**Dataset entries on figures**
►

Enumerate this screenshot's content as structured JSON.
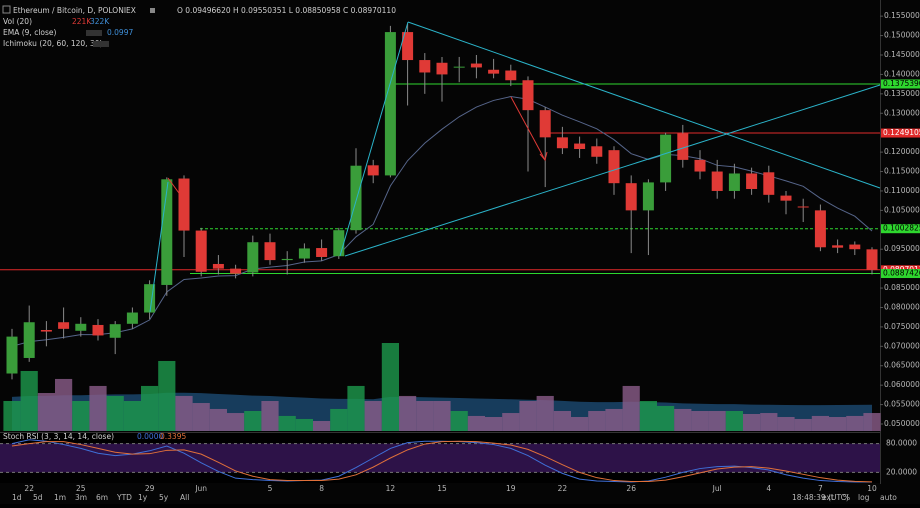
{
  "chart_data": {
    "type": "candlestick",
    "title": "Ethereum / Bitcoin, D, POLONIEX",
    "ohlc_text": "O 0.09496620 H 0.09550351 L 0.08850958 C 0.08970110",
    "categories": [
      null,
      "22",
      null,
      null,
      "25",
      null,
      null,
      null,
      "29",
      null,
      null,
      "Jun",
      null,
      null,
      null,
      "5",
      null,
      null,
      "8",
      null,
      null,
      null,
      "12",
      null,
      null,
      "15",
      null,
      null,
      null,
      "19",
      null,
      null,
      "22",
      null,
      null,
      null,
      "26",
      null,
      null,
      null,
      null,
      "Jul",
      null,
      null,
      "4",
      null,
      null,
      "7",
      null,
      null,
      "10"
    ],
    "open": [
      0.063,
      0.067,
      0.0742,
      0.0762,
      0.074,
      0.0755,
      0.0722,
      0.0758,
      0.0787,
      0.0858,
      0.1132,
      0.0998,
      0.0912,
      0.09,
      0.089,
      0.0968,
      0.0922,
      0.0926,
      0.0953,
      0.0932,
      0.0999,
      0.1166,
      0.114,
      0.1509,
      0.1437,
      0.143,
      0.1418,
      0.1428,
      0.1412,
      0.141,
      0.1385,
      0.1308,
      0.1238,
      0.1222,
      0.1215,
      0.1205,
      0.112,
      0.105,
      0.1122,
      0.1248,
      0.118,
      0.115,
      0.11,
      0.1145,
      0.1148,
      0.1088,
      0.106,
      0.105,
      0.096,
      0.0962,
      0.0949662
    ],
    "high": [
      0.0745,
      0.0805,
      0.0765,
      0.08,
      0.0775,
      0.077,
      0.0765,
      0.08,
      0.087,
      0.1135,
      0.114,
      0.1005,
      0.0935,
      0.091,
      0.0985,
      0.099,
      0.0945,
      0.0965,
      0.0975,
      0.1005,
      0.121,
      0.118,
      0.1525,
      0.153,
      0.1455,
      0.1445,
      0.1445,
      0.145,
      0.144,
      0.1425,
      0.1395,
      0.1316,
      0.1265,
      0.124,
      0.1235,
      0.1215,
      0.114,
      0.113,
      0.125,
      0.127,
      0.1205,
      0.118,
      0.117,
      0.116,
      0.1165,
      0.11,
      0.108,
      0.1065,
      0.0975,
      0.097,
      0.09550351
    ],
    "low": [
      0.0615,
      0.066,
      0.07,
      0.072,
      0.0725,
      0.0715,
      0.068,
      0.0745,
      0.077,
      0.083,
      0.093,
      0.088,
      0.0885,
      0.0875,
      0.088,
      0.091,
      0.0885,
      0.0915,
      0.092,
      0.0925,
      0.099,
      0.112,
      0.1135,
      0.132,
      0.135,
      0.133,
      0.138,
      0.139,
      0.139,
      0.137,
      0.115,
      0.111,
      0.1195,
      0.1185,
      0.117,
      0.109,
      0.094,
      0.0935,
      0.11,
      0.116,
      0.113,
      0.108,
      0.108,
      0.109,
      0.107,
      0.104,
      0.102,
      0.0945,
      0.094,
      0.0935,
      0.08850958
    ],
    "close": [
      0.0725,
      0.0762,
      0.0738,
      0.0745,
      0.0758,
      0.0728,
      0.0757,
      0.0787,
      0.086,
      0.113,
      0.0998,
      0.0892,
      0.09,
      0.0887,
      0.0968,
      0.0922,
      0.0925,
      0.0952,
      0.093,
      0.0999,
      0.1165,
      0.114,
      0.1509,
      0.1437,
      0.1405,
      0.14,
      0.142,
      0.1418,
      0.1402,
      0.1385,
      0.1308,
      0.1238,
      0.121,
      0.1208,
      0.1188,
      0.112,
      0.105,
      0.1122,
      0.1245,
      0.118,
      0.115,
      0.11,
      0.1145,
      0.1105,
      0.109,
      0.1075,
      0.1058,
      0.0955,
      0.0954,
      0.095,
      0.0897011
    ],
    "up_color": "#3a9d3a",
    "down_color": "#e03a36",
    "ylim": [
      0.0482,
      0.1571
    ],
    "yticks": [
      {
        "value": 0.155,
        "label": "0.15500000"
      },
      {
        "value": 0.15,
        "label": "0.15000000"
      },
      {
        "value": 0.145,
        "label": "0.14500000"
      },
      {
        "value": 0.14,
        "label": "0.14000000"
      },
      {
        "value": 0.135,
        "label": "0.13500000"
      },
      {
        "value": 0.13,
        "label": "0.13000000"
      },
      {
        "value": 0.12,
        "label": "0.12000000"
      },
      {
        "value": 0.115,
        "label": "0.11500000"
      },
      {
        "value": 0.11,
        "label": "0.11000000"
      },
      {
        "value": 0.105,
        "label": "0.10500000"
      },
      {
        "value": 0.095,
        "label": "0.09500000"
      },
      {
        "value": 0.085,
        "label": "0.08500000"
      },
      {
        "value": 0.08,
        "label": "0.08000000"
      },
      {
        "value": 0.075,
        "label": "0.07500000"
      },
      {
        "value": 0.07,
        "label": "0.07000000"
      },
      {
        "value": 0.065,
        "label": "0.06500000"
      },
      {
        "value": 0.06,
        "label": "0.06000000"
      },
      {
        "value": 0.055,
        "label": "0.05500000"
      },
      {
        "value": 0.05,
        "label": "0.05000000"
      }
    ],
    "ema": {
      "name": "EMA (9, close)",
      "last_label": "0.0997",
      "color": "#56658a",
      "values": [
        0.07,
        0.0712,
        0.0717,
        0.0723,
        0.073,
        0.073,
        0.0735,
        0.0745,
        0.0768,
        0.084,
        0.0872,
        0.0876,
        0.0881,
        0.0882,
        0.0899,
        0.0904,
        0.0908,
        0.0917,
        0.092,
        0.0936,
        0.0982,
        0.1014,
        0.1113,
        0.1178,
        0.1223,
        0.1259,
        0.1291,
        0.1316,
        0.1333,
        0.1343,
        0.1336,
        0.1316,
        0.1295,
        0.1278,
        0.126,
        0.1232,
        0.1196,
        0.1181,
        0.1194,
        0.1191,
        0.1183,
        0.1166,
        0.1162,
        0.1151,
        0.1139,
        0.1126,
        0.1112,
        0.1081,
        0.1056,
        0.1035,
        0.0997
      ]
    },
    "volume": {
      "name": "Vol (20)",
      "last_label": "221K",
      "ma_last_label": "322K",
      "up_color": "#1d9a4c",
      "down_color": "#8b5d8a",
      "ma_color": "#1d4f7a",
      "values": [
        369,
        738,
        467,
        640,
        369,
        554,
        431,
        369,
        554,
        861,
        431,
        344,
        271,
        221,
        246,
        369,
        185,
        148,
        123,
        271,
        554,
        369,
        1082,
        431,
        369,
        369,
        246,
        185,
        172,
        221,
        369,
        431,
        246,
        172,
        246,
        271,
        554,
        369,
        308,
        271,
        246,
        246,
        246,
        209,
        221,
        172,
        148,
        185,
        172,
        185,
        221
      ],
      "ma": [
        420,
        430,
        430,
        440,
        440,
        445,
        450,
        450,
        455,
        470,
        470,
        465,
        455,
        445,
        435,
        430,
        420,
        410,
        400,
        395,
        395,
        390,
        420,
        420,
        415,
        410,
        405,
        400,
        395,
        390,
        385,
        380,
        370,
        360,
        355,
        355,
        360,
        355,
        350,
        340,
        335,
        330,
        330,
        325,
        322,
        320,
        318,
        318,
        320,
        321,
        322
      ]
    },
    "ichimoku": {
      "name": "Ichimoku (20, 60, 120, 30)"
    },
    "price_lines": [
      {
        "value": 0.13753903,
        "label": "0.13753903",
        "color": "#2ed62e"
      },
      {
        "value": 0.12491051,
        "label": "0.12491051",
        "color": "#e02a2a"
      },
      {
        "value": 0.10028253,
        "label": "0.10028253",
        "color": "#2ed62e"
      },
      {
        "value": 0.0897011,
        "label": "0.08970110",
        "color": "#e02a2a"
      },
      {
        "value": 0.0887426,
        "label": "0.08874260",
        "color": "#2ed62e"
      }
    ],
    "stoch": {
      "name": "Stoch RSI (3, 3, 14, 14, close)",
      "ylim": [
        0,
        100
      ],
      "yticks": [
        {
          "value": 80,
          "label": "80.0000"
        },
        {
          "value": 20,
          "label": "20.0000"
        }
      ],
      "series": [
        {
          "last_label": "0.0000",
          "color": "#3f6fd8",
          "values": [
            80,
            88,
            85,
            78,
            70,
            60,
            55,
            58,
            65,
            75,
            60,
            40,
            22,
            8,
            5,
            3,
            2,
            3,
            4,
            12,
            30,
            50,
            70,
            82,
            85,
            85,
            84,
            82,
            78,
            70,
            55,
            35,
            18,
            6,
            2,
            1,
            0,
            2,
            10,
            20,
            28,
            32,
            33,
            30,
            25,
            15,
            8,
            3,
            1,
            0,
            0
          ]
        },
        {
          "last_label": "0.3395",
          "color": "#e0703a",
          "values": [
            75,
            80,
            84,
            84,
            78,
            70,
            62,
            58,
            59,
            66,
            67,
            58,
            41,
            23,
            12,
            5,
            3,
            3,
            3,
            6,
            15,
            31,
            50,
            67,
            79,
            84,
            85,
            84,
            81,
            77,
            68,
            53,
            36,
            20,
            9,
            3,
            1,
            1,
            4,
            11,
            19,
            27,
            31,
            32,
            29,
            23,
            16,
            9,
            4,
            1.3,
            0.3395
          ]
        }
      ]
    }
  },
  "ui": {
    "ranges": [
      "1d",
      "5d",
      "1m",
      "3m",
      "6m",
      "YTD",
      "1y",
      "5y",
      "All"
    ],
    "time": "18:48:39 (UTC)",
    "buttons": [
      "ext",
      "%",
      "log",
      "auto"
    ]
  }
}
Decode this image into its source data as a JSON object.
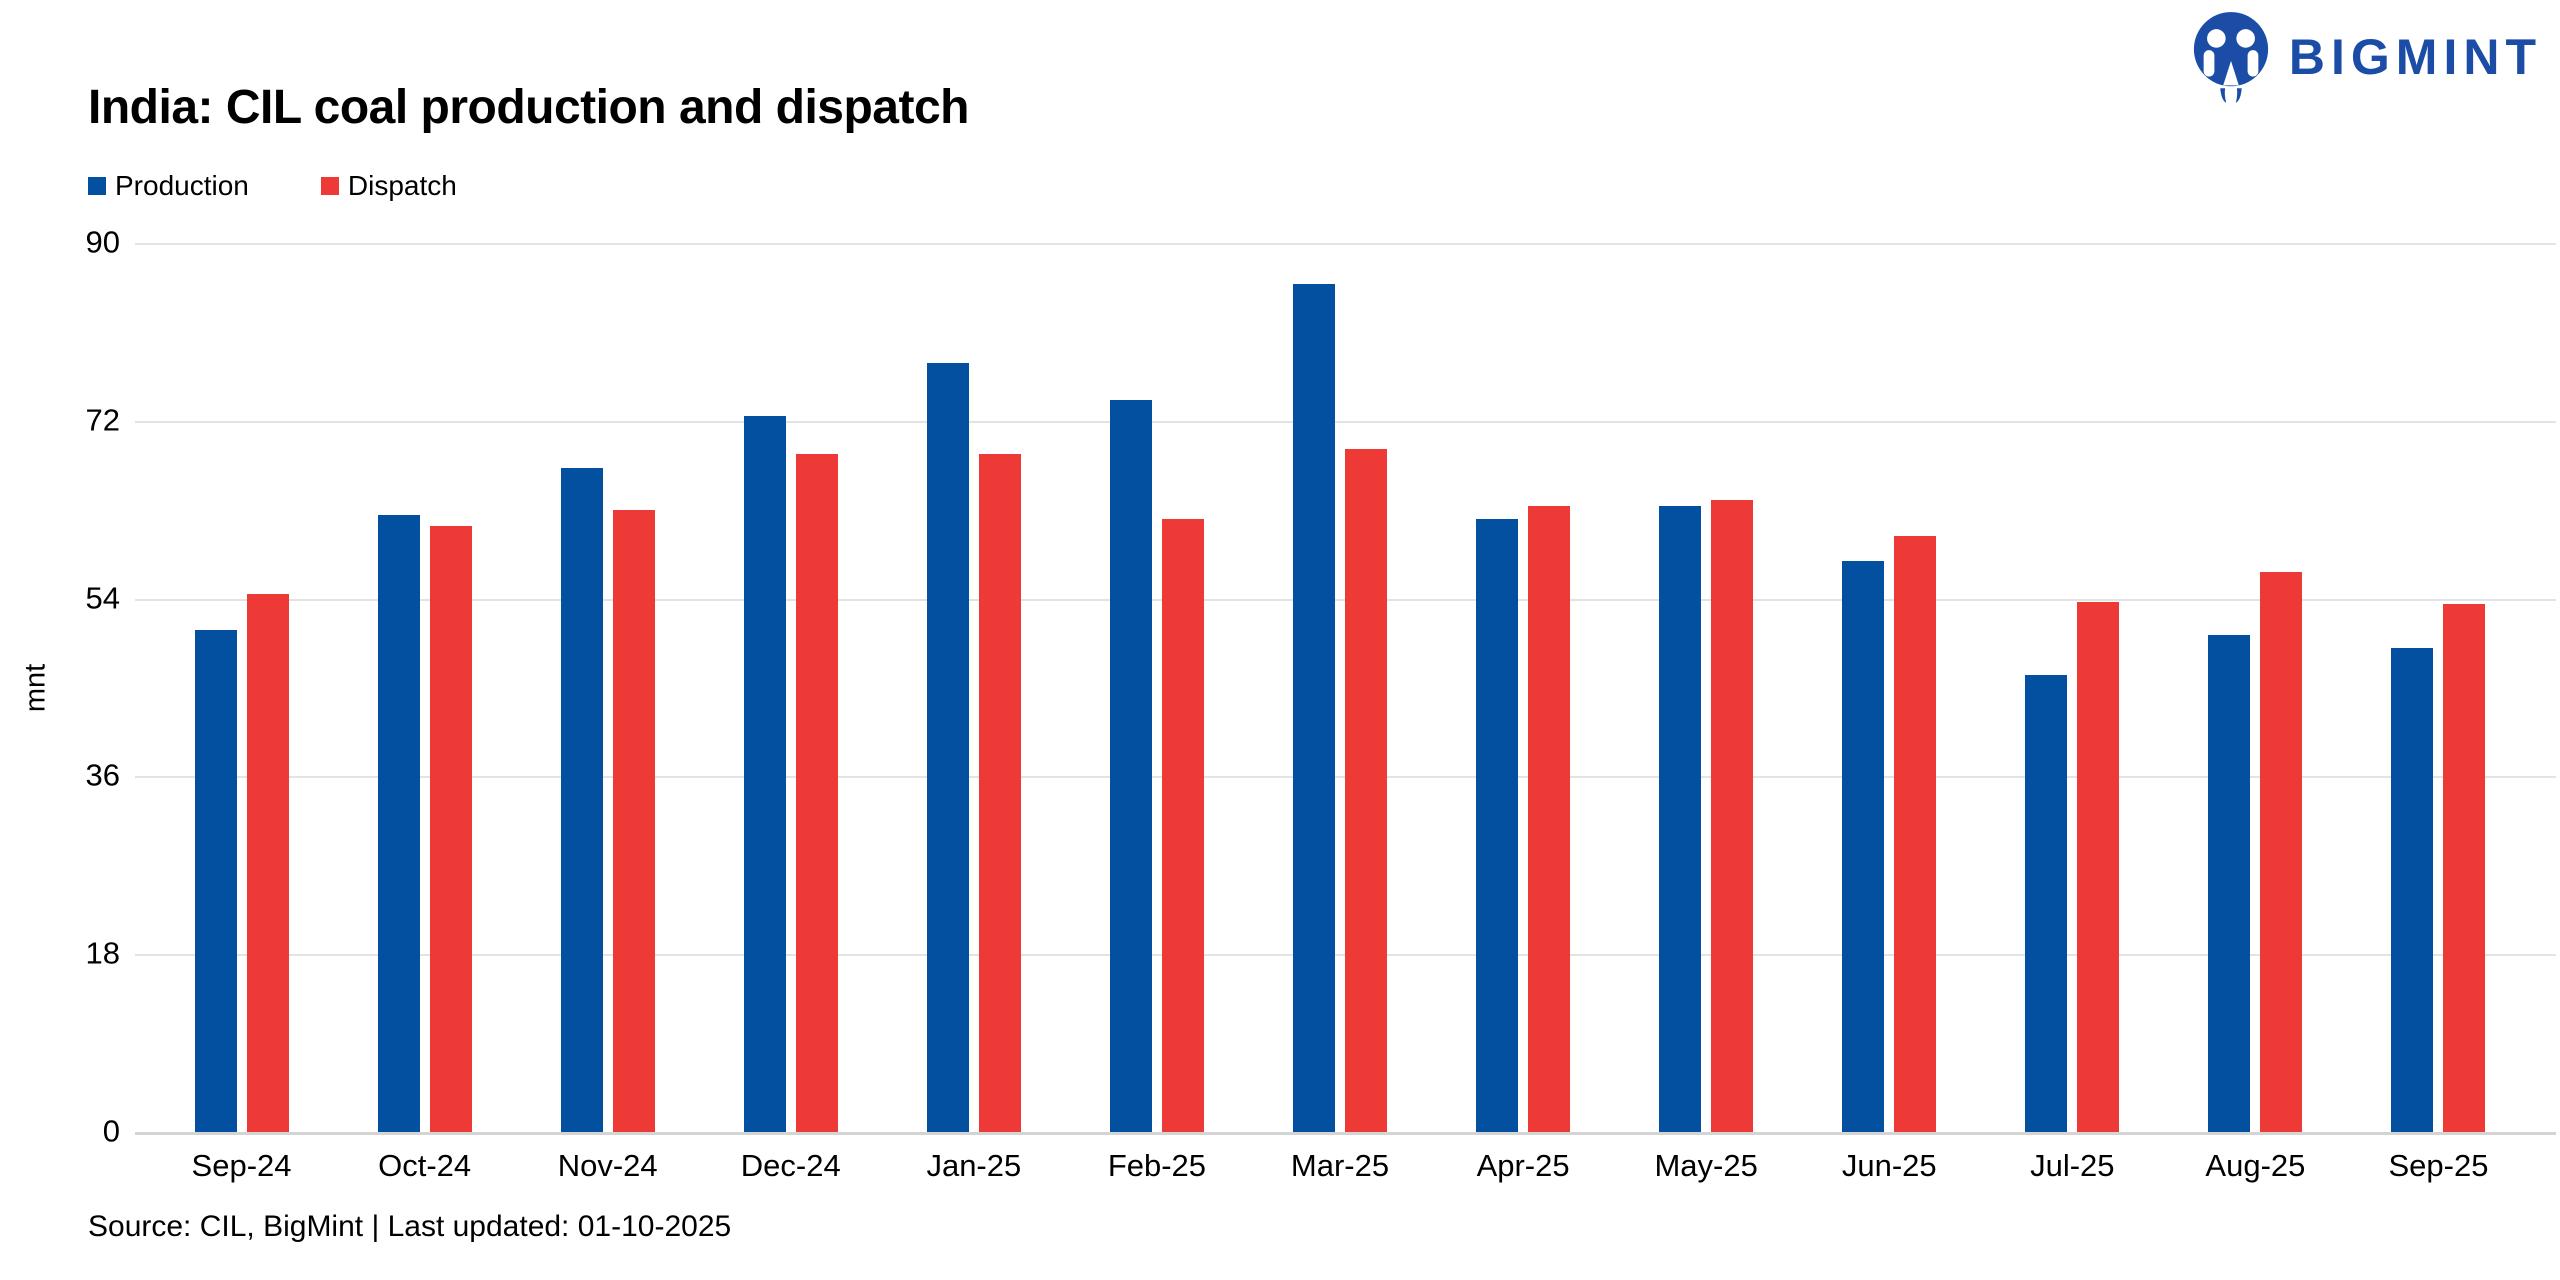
{
  "header": {
    "title": "India: CIL coal production and dispatch",
    "logo_text": "BIGMINT",
    "logo_icon": "bigmint-logo-icon",
    "logo_color": "#1c4da6"
  },
  "legend": [
    {
      "label": "Production",
      "color": "#0450a0"
    },
    {
      "label": "Dispatch",
      "color": "#ee3a37"
    }
  ],
  "chart_data": {
    "type": "bar",
    "title": "India: CIL coal production and dispatch",
    "categories": [
      "Sep-24",
      "Oct-24",
      "Nov-24",
      "Dec-24",
      "Jan-25",
      "Feb-25",
      "Mar-25",
      "Apr-25",
      "May-25",
      "Jun-25",
      "Jul-25",
      "Aug-25",
      "Sep-25"
    ],
    "series": [
      {
        "name": "Production",
        "color": "#0450a0",
        "values": [
          50.8,
          62.5,
          67.2,
          72.5,
          77.9,
          74.1,
          85.9,
          62.1,
          63.4,
          57.8,
          46.3,
          50.3,
          49.0
        ]
      },
      {
        "name": "Dispatch",
        "color": "#ee3a37",
        "values": [
          54.5,
          61.4,
          63.0,
          68.6,
          68.6,
          62.1,
          69.1,
          63.4,
          64.0,
          60.3,
          53.7,
          56.7,
          53.5
        ]
      }
    ],
    "xlabel": "",
    "ylabel": "mnt",
    "ylim": [
      0,
      90
    ],
    "yticks": [
      0,
      18,
      36,
      54,
      72,
      90
    ],
    "grid": true,
    "legend_position": "top-left",
    "gridline_color": "#e3e3e3"
  },
  "footer": {
    "source": "Source: CIL, BigMint | Last updated: 01-10-2025"
  }
}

◄

Report only the number of lines in the records that include the word "close".

3